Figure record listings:
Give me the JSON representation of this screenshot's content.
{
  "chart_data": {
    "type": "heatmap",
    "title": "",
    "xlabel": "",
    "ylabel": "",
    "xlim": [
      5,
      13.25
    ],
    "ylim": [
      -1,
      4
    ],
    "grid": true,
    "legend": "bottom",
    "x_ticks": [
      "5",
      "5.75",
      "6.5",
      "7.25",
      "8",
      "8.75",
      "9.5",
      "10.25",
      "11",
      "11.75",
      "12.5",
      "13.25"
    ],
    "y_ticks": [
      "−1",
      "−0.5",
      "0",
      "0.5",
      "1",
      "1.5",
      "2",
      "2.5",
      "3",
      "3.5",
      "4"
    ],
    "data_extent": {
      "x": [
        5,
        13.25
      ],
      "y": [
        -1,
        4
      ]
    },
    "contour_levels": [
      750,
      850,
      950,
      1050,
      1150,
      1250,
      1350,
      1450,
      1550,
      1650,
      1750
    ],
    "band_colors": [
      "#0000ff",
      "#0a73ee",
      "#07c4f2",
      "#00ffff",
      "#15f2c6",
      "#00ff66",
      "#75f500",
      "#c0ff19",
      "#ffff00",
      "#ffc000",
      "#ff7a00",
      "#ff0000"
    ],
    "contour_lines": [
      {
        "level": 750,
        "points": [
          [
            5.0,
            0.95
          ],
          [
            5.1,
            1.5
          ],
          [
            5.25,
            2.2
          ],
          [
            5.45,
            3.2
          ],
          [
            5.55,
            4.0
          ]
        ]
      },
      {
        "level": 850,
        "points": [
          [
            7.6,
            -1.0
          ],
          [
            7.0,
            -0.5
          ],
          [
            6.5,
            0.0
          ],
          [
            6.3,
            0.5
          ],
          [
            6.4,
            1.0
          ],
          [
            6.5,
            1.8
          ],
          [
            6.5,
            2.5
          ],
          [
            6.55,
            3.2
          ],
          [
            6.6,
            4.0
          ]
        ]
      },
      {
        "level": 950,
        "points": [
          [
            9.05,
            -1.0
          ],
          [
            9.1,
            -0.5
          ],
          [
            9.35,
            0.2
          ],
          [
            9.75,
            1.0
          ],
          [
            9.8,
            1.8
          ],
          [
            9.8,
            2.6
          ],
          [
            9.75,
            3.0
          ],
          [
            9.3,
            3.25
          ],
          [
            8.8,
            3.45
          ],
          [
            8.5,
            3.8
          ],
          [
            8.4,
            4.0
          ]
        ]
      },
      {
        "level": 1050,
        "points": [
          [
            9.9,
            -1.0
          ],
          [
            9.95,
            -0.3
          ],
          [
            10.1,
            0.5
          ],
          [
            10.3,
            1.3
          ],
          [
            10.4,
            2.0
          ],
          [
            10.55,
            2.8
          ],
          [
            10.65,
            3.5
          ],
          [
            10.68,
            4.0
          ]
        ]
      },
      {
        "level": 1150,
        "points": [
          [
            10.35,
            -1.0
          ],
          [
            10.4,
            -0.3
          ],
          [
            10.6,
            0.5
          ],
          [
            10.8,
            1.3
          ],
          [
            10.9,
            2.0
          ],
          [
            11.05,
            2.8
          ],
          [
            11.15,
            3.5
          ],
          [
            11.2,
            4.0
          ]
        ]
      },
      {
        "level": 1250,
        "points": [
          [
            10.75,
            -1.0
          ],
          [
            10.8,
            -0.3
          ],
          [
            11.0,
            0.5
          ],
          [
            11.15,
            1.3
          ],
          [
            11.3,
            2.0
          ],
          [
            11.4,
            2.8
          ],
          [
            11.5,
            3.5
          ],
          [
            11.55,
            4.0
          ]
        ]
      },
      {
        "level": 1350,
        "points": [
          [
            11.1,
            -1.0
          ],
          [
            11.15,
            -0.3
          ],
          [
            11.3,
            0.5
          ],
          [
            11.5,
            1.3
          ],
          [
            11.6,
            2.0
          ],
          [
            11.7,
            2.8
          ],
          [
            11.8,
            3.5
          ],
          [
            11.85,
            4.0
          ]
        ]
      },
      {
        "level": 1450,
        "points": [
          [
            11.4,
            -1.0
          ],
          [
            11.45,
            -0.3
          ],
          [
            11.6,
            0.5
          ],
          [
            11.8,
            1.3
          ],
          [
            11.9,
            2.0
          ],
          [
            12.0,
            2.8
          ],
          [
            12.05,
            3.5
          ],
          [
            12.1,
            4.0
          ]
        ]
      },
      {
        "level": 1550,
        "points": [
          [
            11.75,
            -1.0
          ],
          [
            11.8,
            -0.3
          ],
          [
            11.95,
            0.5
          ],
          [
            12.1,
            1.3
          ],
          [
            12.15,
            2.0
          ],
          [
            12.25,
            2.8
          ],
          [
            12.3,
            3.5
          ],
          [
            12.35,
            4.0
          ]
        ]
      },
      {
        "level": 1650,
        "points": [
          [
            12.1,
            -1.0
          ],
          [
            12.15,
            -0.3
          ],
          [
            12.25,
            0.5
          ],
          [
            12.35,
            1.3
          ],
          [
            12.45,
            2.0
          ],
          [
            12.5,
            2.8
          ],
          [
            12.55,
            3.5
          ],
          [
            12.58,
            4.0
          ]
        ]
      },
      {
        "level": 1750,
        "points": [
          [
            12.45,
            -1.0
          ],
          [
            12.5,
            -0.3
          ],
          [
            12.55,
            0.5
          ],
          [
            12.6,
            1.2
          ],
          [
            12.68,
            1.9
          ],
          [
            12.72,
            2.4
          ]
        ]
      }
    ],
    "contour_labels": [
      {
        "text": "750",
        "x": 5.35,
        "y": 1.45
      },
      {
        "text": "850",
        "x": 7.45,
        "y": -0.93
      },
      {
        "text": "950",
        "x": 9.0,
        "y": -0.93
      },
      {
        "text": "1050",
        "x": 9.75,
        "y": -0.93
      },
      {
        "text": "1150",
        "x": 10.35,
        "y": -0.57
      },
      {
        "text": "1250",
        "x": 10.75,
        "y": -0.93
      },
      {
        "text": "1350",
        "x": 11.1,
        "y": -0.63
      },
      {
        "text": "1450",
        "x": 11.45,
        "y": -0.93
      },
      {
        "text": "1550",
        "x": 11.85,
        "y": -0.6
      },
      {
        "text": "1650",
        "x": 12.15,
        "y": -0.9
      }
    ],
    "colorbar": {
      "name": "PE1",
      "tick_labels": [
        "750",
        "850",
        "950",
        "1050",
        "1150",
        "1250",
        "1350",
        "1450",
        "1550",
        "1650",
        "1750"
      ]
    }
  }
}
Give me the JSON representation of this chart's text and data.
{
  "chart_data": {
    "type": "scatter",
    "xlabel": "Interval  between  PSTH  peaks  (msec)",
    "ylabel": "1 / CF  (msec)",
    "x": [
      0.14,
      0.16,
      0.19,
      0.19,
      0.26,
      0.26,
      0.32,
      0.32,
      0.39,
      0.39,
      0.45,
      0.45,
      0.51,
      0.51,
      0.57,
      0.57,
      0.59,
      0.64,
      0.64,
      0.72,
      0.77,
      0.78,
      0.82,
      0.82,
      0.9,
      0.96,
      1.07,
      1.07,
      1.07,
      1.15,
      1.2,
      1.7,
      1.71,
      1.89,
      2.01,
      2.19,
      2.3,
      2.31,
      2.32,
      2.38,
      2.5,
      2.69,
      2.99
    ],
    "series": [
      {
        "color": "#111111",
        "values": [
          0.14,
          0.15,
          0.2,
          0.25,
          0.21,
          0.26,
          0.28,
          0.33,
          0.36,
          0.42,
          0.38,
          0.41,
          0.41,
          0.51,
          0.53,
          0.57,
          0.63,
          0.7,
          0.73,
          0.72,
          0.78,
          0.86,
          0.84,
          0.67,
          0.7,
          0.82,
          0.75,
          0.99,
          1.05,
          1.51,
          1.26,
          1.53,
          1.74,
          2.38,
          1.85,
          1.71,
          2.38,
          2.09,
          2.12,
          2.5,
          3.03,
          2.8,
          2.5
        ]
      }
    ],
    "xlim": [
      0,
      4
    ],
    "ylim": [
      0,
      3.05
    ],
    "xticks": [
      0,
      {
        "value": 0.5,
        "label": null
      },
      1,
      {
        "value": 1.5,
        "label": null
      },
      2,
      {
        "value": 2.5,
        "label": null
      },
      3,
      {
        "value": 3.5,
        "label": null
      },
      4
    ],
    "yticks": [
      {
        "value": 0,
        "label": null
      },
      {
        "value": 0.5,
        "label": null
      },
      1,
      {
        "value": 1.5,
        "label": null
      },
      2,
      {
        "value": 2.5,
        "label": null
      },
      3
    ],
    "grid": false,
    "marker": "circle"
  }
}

Work to complete
Tally the lines containing "xlabel". Provide the number without any other words.

Result
2